• _Stated task_:
In the listing that follows, how many lines contain "they"? Give the number only.
## START Supplied material
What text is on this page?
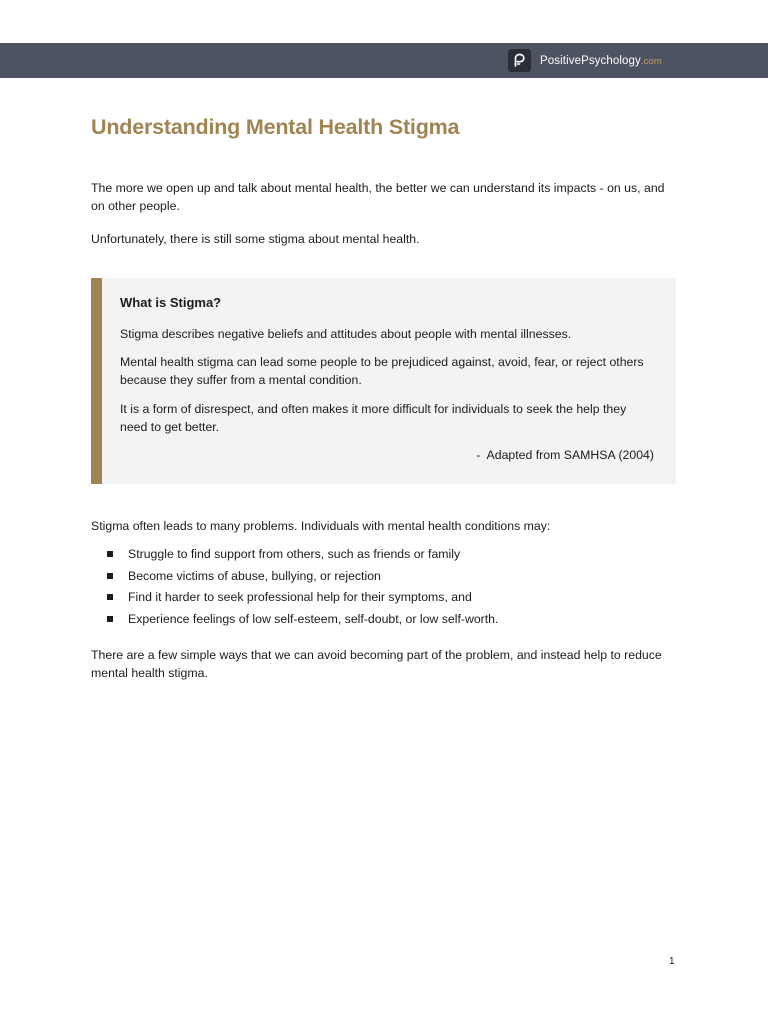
PositivePsychology.com
Understanding Mental Health Stigma

The more we open up and talk about mental health, the better we can understand its impacts - on us, and on other people.

Unfortunately, there is still some stigma about mental health.

What is Stigma?

Stigma describes negative beliefs and attitudes about people with mental illnesses.

Mental health stigma can lead some people to be prejudiced against, avoid, fear, or reject others because they suffer from a mental condition.

It is a form of disrespect, and often makes it more difficult for individuals to seek the help they need to get better.

-  Adapted from SAMHSA (2004)

Stigma often leads to many problems. Individuals with mental health conditions may:

Struggle to find support from others, such as friends or family
Become victims of abuse, bullying, or rejection
Find it harder to seek professional help for their symptoms, and
Experience feelings of low self-esteem, self-doubt, or low self-worth.

There are a few simple ways that we can avoid becoming part of the problem, and instead help to reduce mental health stigma.

1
## END Supplied material
• _Result_:
2